> _Your goal_
Tally the lines holding the word "posturogramu" and state the count by itself.

[Records]
>>>>

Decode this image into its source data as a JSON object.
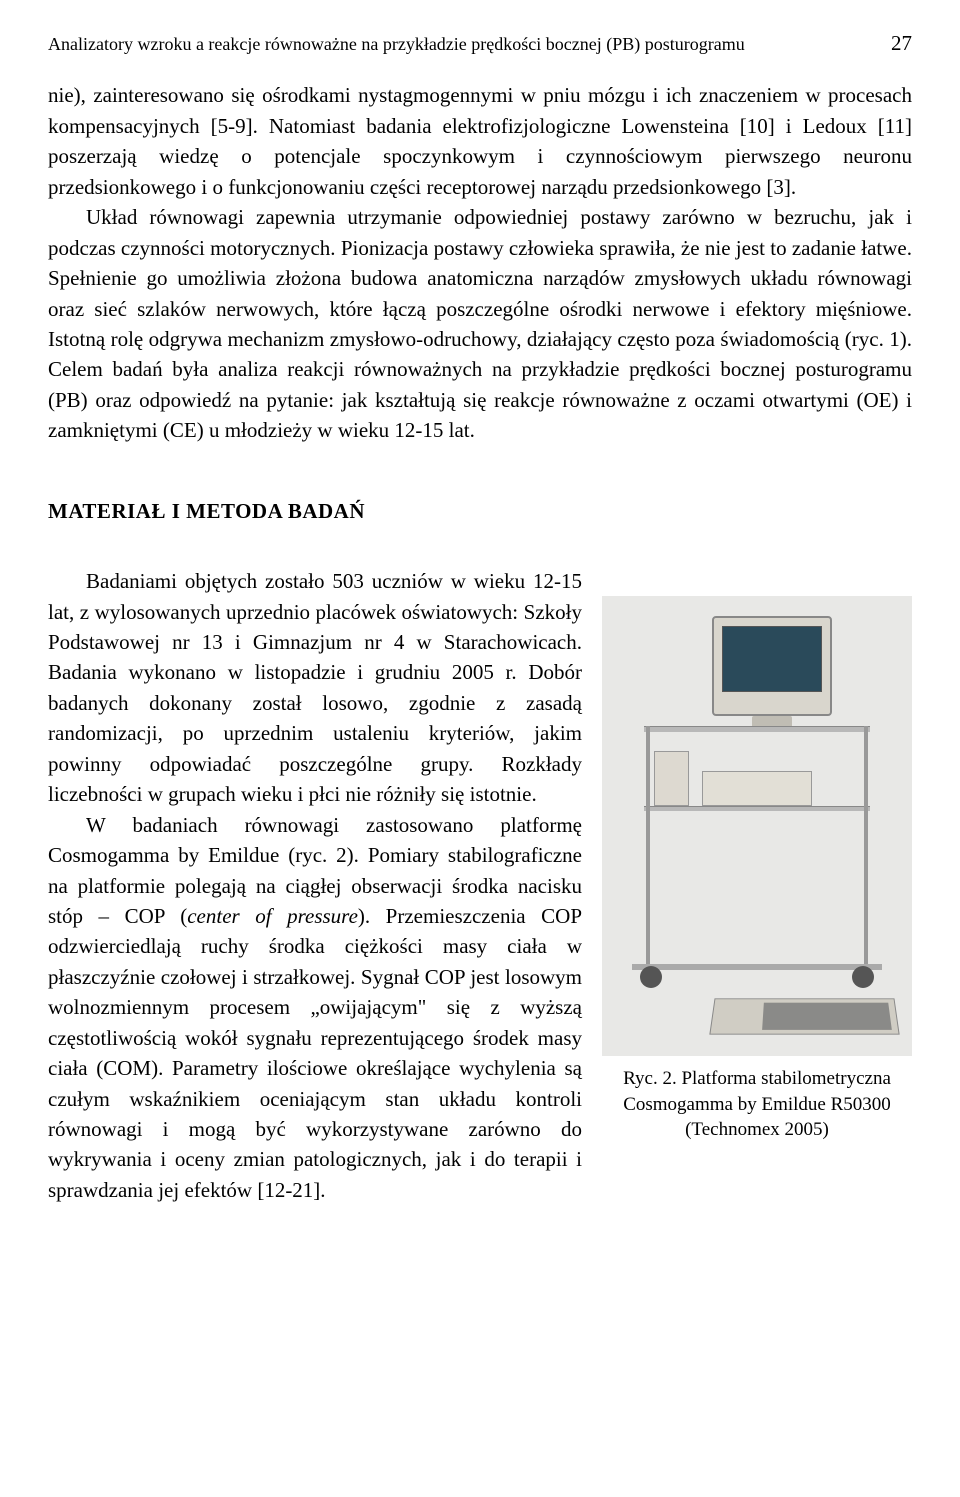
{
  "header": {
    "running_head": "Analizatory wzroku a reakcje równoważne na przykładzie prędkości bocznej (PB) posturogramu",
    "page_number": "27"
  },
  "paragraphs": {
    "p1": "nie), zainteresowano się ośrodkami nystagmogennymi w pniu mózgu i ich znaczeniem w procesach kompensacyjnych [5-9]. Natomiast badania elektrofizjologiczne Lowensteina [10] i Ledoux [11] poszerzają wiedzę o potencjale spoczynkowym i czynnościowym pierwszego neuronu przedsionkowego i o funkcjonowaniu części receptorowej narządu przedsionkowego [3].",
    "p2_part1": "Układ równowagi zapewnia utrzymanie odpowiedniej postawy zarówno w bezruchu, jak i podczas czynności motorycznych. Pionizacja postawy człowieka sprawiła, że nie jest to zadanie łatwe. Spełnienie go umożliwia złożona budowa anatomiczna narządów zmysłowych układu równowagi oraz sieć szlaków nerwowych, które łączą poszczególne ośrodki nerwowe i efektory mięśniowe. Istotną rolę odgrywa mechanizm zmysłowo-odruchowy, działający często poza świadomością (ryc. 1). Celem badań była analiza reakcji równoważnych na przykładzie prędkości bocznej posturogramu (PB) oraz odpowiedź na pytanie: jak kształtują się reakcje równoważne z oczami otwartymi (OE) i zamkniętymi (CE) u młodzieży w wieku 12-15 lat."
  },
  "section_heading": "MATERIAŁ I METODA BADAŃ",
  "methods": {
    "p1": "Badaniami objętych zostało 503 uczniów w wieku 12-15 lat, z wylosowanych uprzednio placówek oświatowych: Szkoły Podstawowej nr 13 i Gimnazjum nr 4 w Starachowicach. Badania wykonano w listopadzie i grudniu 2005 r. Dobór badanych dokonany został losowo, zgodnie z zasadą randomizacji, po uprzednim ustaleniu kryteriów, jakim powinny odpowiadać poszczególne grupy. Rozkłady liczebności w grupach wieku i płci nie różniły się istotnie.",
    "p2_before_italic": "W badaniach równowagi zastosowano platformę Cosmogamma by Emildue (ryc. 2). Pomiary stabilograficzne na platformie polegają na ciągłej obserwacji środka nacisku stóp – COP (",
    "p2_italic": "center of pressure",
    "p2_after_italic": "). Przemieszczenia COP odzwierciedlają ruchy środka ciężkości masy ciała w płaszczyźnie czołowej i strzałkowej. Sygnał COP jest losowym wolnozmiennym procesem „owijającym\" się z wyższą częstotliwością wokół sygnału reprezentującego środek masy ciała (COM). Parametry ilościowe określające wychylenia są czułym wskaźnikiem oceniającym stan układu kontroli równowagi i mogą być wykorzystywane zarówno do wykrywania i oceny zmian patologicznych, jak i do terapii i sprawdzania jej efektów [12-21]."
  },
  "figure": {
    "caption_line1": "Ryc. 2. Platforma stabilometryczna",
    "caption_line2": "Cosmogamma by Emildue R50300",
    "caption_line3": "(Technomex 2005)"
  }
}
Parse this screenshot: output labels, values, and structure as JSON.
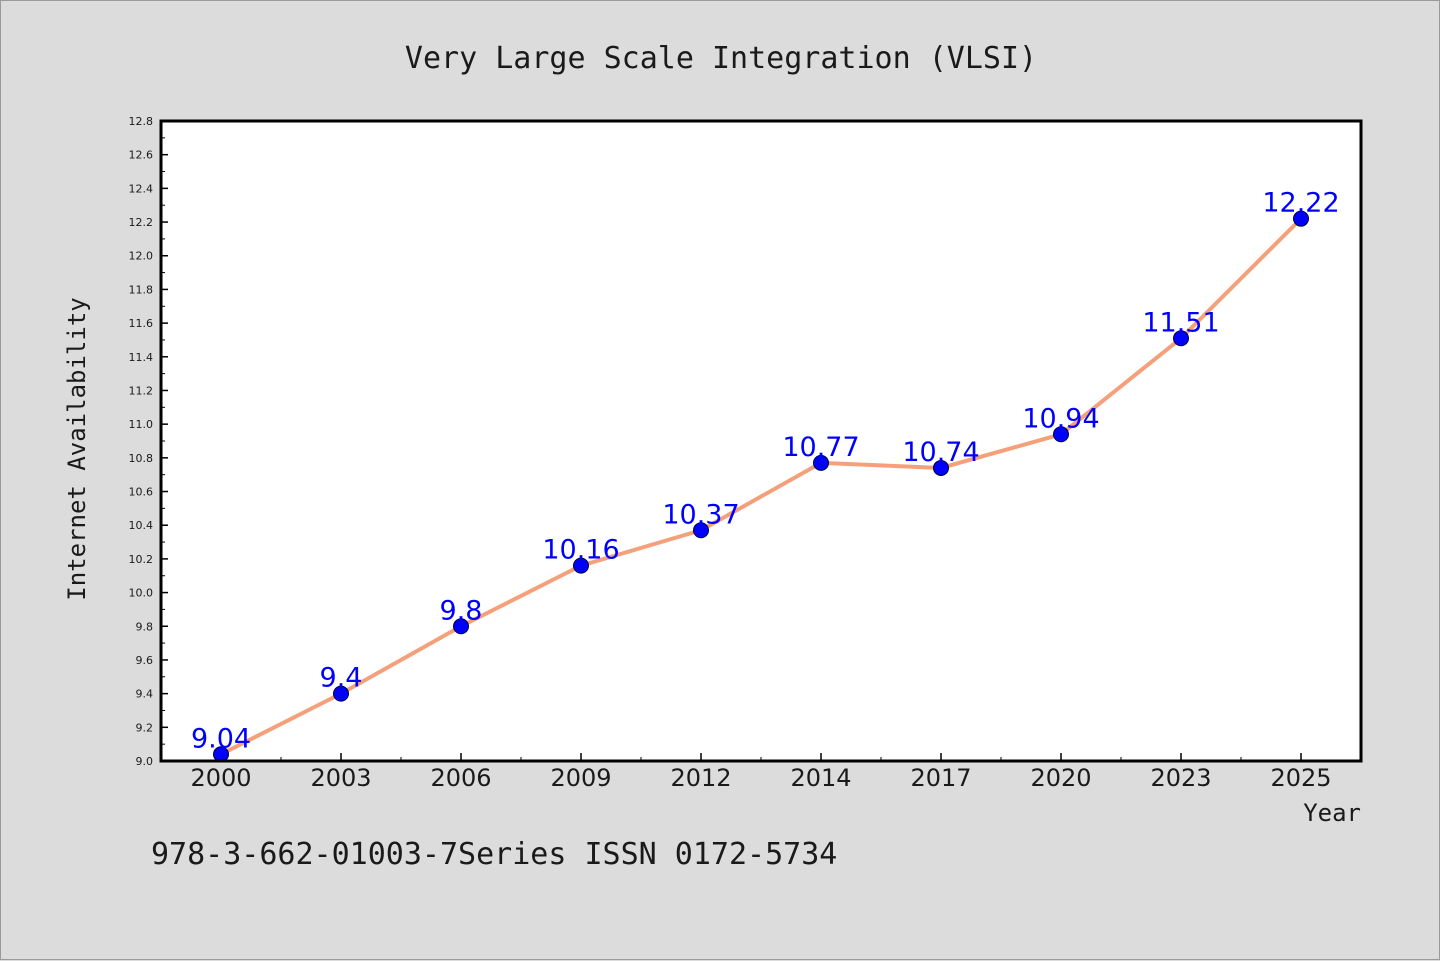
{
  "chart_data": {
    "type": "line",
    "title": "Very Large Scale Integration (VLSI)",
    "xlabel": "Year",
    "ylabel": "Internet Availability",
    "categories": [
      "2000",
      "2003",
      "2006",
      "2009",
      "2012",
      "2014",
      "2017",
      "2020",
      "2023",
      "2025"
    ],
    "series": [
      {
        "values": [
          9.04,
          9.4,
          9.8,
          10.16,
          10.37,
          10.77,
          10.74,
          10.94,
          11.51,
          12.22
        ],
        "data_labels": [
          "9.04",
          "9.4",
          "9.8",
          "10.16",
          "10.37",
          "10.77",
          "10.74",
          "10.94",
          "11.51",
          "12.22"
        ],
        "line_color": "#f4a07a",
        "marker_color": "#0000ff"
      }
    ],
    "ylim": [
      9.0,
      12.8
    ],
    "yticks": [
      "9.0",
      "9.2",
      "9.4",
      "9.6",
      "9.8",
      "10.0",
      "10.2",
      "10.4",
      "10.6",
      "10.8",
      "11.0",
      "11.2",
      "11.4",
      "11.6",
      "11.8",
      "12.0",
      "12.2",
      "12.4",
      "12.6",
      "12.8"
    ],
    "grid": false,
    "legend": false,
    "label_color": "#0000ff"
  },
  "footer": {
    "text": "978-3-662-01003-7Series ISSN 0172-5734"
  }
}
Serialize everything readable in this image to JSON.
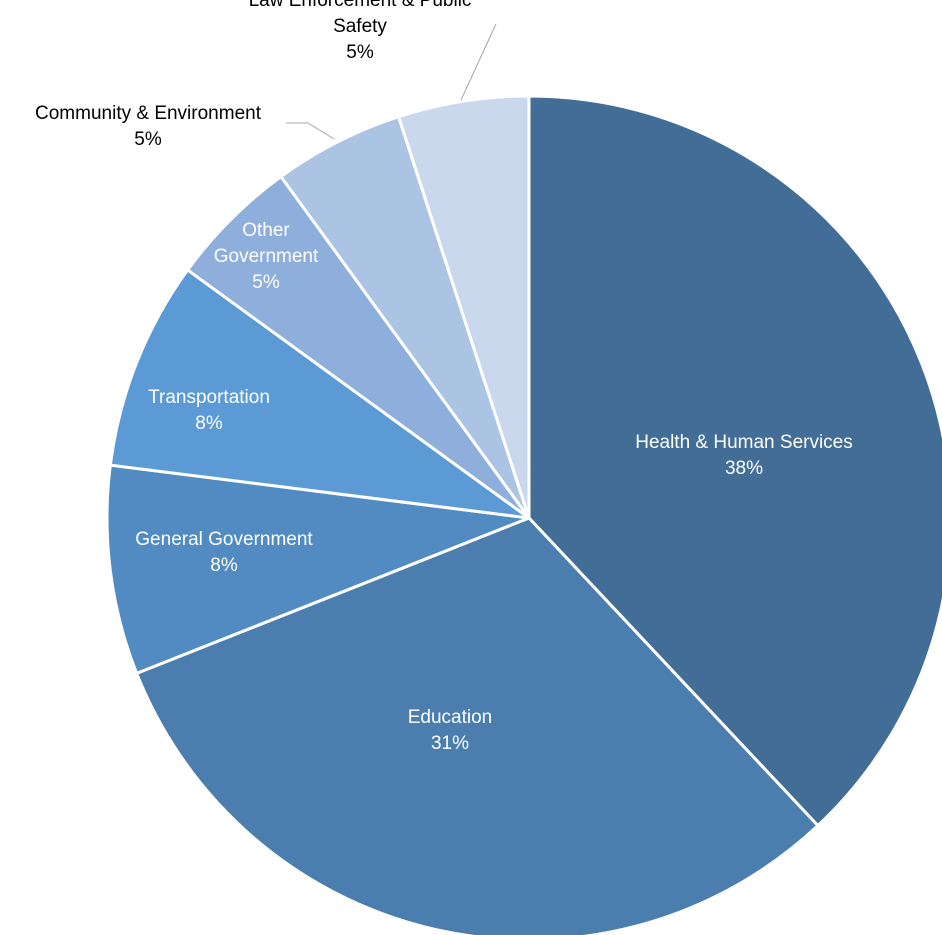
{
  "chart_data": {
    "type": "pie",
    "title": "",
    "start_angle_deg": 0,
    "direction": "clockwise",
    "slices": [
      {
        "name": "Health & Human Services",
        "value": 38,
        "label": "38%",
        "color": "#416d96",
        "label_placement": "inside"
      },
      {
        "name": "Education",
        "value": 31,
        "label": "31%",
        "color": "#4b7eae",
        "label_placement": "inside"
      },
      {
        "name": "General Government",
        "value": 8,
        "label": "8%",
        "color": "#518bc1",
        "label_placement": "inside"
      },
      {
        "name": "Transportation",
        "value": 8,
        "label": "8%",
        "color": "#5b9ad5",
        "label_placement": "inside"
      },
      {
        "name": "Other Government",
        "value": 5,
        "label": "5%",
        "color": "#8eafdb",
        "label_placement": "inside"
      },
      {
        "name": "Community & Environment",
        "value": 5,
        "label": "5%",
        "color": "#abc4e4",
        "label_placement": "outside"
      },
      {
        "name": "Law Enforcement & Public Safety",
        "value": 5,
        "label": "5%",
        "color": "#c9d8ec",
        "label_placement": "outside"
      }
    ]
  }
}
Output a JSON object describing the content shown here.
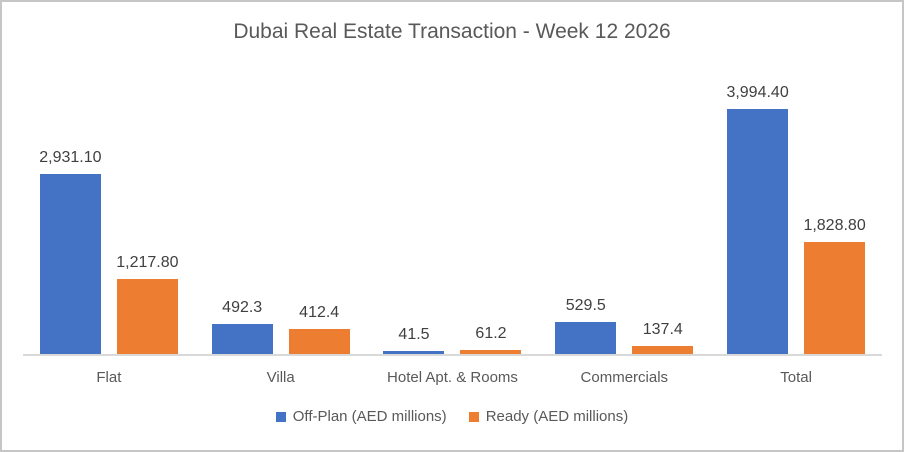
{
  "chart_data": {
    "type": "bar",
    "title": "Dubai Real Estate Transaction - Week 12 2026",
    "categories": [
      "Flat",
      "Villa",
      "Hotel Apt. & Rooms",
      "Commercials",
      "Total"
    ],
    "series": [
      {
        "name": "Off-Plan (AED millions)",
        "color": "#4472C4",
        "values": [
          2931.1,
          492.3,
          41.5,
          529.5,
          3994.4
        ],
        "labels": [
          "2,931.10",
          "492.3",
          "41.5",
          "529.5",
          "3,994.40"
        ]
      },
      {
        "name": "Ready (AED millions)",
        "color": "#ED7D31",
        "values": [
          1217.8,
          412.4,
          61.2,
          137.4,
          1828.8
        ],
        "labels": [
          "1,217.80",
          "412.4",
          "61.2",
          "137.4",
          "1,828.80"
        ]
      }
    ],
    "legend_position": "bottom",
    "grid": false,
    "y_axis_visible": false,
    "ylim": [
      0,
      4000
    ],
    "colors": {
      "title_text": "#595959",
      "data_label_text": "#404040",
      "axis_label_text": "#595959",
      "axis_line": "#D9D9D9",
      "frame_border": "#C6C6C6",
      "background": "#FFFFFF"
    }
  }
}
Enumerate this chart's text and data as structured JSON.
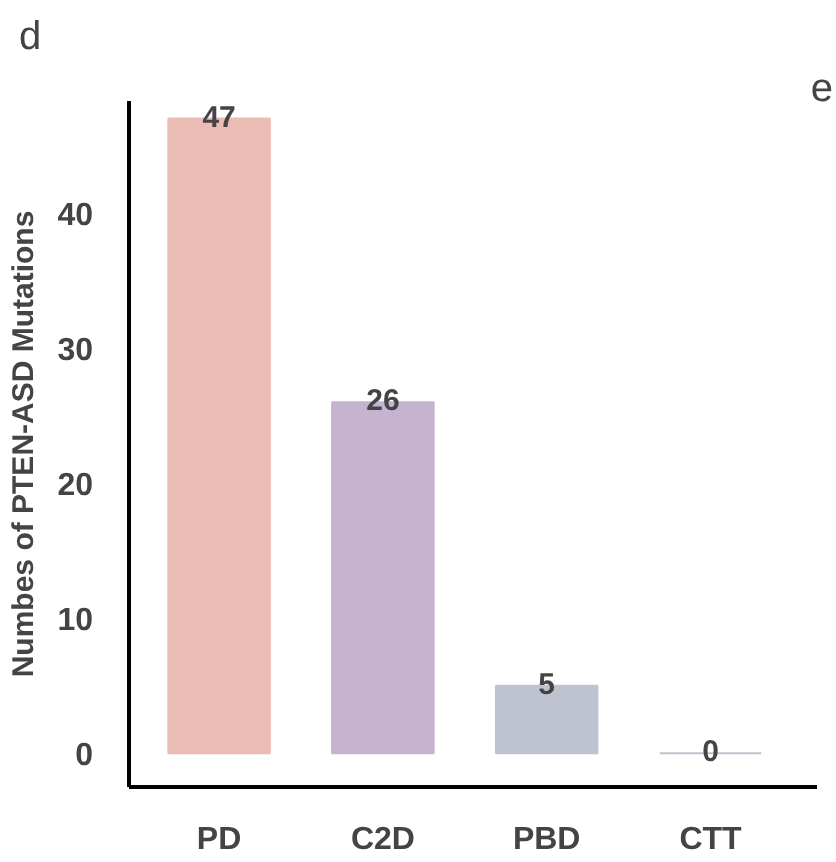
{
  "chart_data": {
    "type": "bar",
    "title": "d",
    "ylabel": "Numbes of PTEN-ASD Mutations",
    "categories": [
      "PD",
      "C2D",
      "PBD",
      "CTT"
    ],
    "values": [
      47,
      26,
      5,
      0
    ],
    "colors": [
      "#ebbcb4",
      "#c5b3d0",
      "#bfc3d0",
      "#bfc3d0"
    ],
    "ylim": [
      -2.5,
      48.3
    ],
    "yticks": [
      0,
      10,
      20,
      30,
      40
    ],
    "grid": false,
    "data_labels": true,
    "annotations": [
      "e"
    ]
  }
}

<<<<

> _Solution to this task_
2